▶ **Instructions for the task**: Give back the full listing verbatim, apart from its images.

+---+

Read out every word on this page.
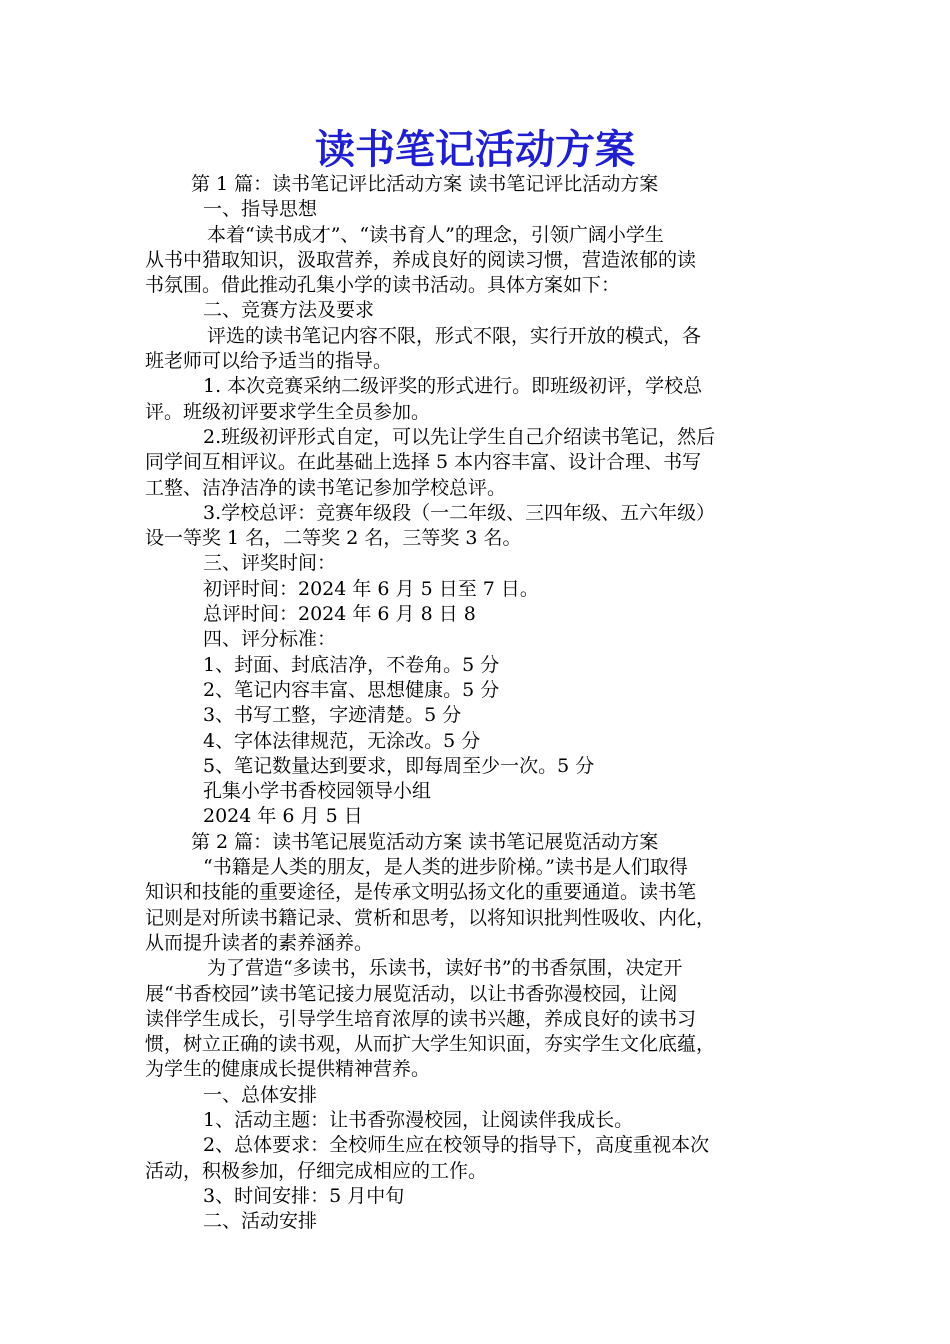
读书笔记活动方案
第 1 篇：读书笔记评比活动方案 读书笔记评比活动方案
一、指导思想
本着“读书成才”、“读书育人”的理念，引领广阔小学生
从书中猎取知识，汲取营养，养成良好的阅读习惯，营造浓郁的读
书氛围。借此推动孔集小学的读书活动。具体方案如下：
二、竞赛方法及要求
评选的读书笔记内容不限，形式不限，实行开放的模式，各
班老师可以给予适当的指导。
1. 本次竞赛采纳二级评奖的形式进行。即班级初评，学校总
评。班级初评要求学生全员参加。
2.班级初评形式自定，可以先让学生自己介绍读书笔记，然后
同学间互相评议。在此基础上选择 5 本内容丰富、设计合理、书写
工整、洁净洁净的读书笔记参加学校总评。
3.学校总评：竞赛年级段（一二年级、三四年级、五六年级）
设一等奖 1 名，二等奖 2 名，三等奖 3 名。
三、评奖时间：
初评时间：2024 年 6 月 5 日至 7 日。
总评时间：2024 年 6 月 8 日 8
四、评分标准：
1、封面、封底洁净，不卷角。5 分
2、笔记内容丰富、思想健康。5 分
3、书写工整，字迹清楚。5 分
4、字体法律规范，无涂改。5 分
5、笔记数量达到要求，即每周至少一次。5 分
孔集小学书香校园领导小组
2024 年 6 月 5 日
第 2 篇：读书笔记展览活动方案 读书笔记展览活动方案
“书籍是人类的朋友，是人类的进步阶梯。”读书是人们取得
知识和技能的重要途径，是传承文明弘扬文化的重要通道。读书笔
记则是对所读书籍记录、赏析和思考，以将知识批判性吸收、内化，
从而提升读者的素养涵养。
为了营造“多读书，乐读书，读好书”的书香氛围，决定开
展“书香校园”读书笔记接力展览活动，以让书香弥漫校园，让阅
读伴学生成长，引导学生培育浓厚的读书兴趣，养成良好的读书习
惯，树立正确的读书观，从而扩大学生知识面，夯实学生文化底蕴，
为学生的健康成长提供精神营养。
一、总体安排
1、活动主题：让书香弥漫校园，让阅读伴我成长。
2、总体要求：全校师生应在校领导的指导下，高度重视本次
活动，积极参加，仔细完成相应的工作。
3、时间安排：5 月中旬
二、活动安排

+---+

▶ **Answer for this exercise**:
Read out every word on this page.
读书笔记活动方案
第 1 篇：读书笔记评比活动方案 读书笔记评比活动方案
一、指导思想
本着“读书成才”、“读书育人”的理念，引领广阔小学生
从书中猎取知识，汲取营养，养成良好的阅读习惯，营造浓郁的读
书氛围。借此推动孔集小学的读书活动。具体方案如下：
二、竞赛方法及要求
评选的读书笔记内容不限，形式不限，实行开放的模式，各
班老师可以给予适当的指导。
1. 本次竞赛采纳二级评奖的形式进行。即班级初评，学校总
评。班级初评要求学生全员参加。
2.班级初评形式自定，可以先让学生自己介绍读书笔记，然后
同学间互相评议。在此基础上选择 5 本内容丰富、设计合理、书写
工整、洁净洁净的读书笔记参加学校总评。
3.学校总评：竞赛年级段（一二年级、三四年级、五六年级）
设一等奖 1 名，二等奖 2 名，三等奖 3 名。
三、评奖时间：
初评时间：2024 年 6 月 5 日至 7 日。
总评时间：2024 年 6 月 8 日 8
四、评分标准：
1、封面、封底洁净，不卷角。5 分
2、笔记内容丰富、思想健康。5 分
3、书写工整，字迹清楚。5 分
4、字体法律规范，无涂改。5 分
5、笔记数量达到要求，即每周至少一次。5 分
孔集小学书香校园领导小组
2024 年 6 月 5 日
第 2 篇：读书笔记展览活动方案 读书笔记展览活动方案
“书籍是人类的朋友，是人类的进步阶梯。”读书是人们取得
知识和技能的重要途径，是传承文明弘扬文化的重要通道。读书笔
记则是对所读书籍记录、赏析和思考，以将知识批判性吸收、内化，
从而提升读者的素养涵养。
为了营造“多读书，乐读书，读好书”的书香氛围，决定开
展“书香校园”读书笔记接力展览活动，以让书香弥漫校园，让阅
读伴学生成长，引导学生培育浓厚的读书兴趣，养成良好的读书习
惯，树立正确的读书观，从而扩大学生知识面，夯实学生文化底蕴，
为学生的健康成长提供精神营养。
一、总体安排
1、活动主题：让书香弥漫校园，让阅读伴我成长。
2、总体要求：全校师生应在校领导的指导下，高度重视本次
活动，积极参加，仔细完成相应的工作。
3、时间安排：5 月中旬
二、活动安排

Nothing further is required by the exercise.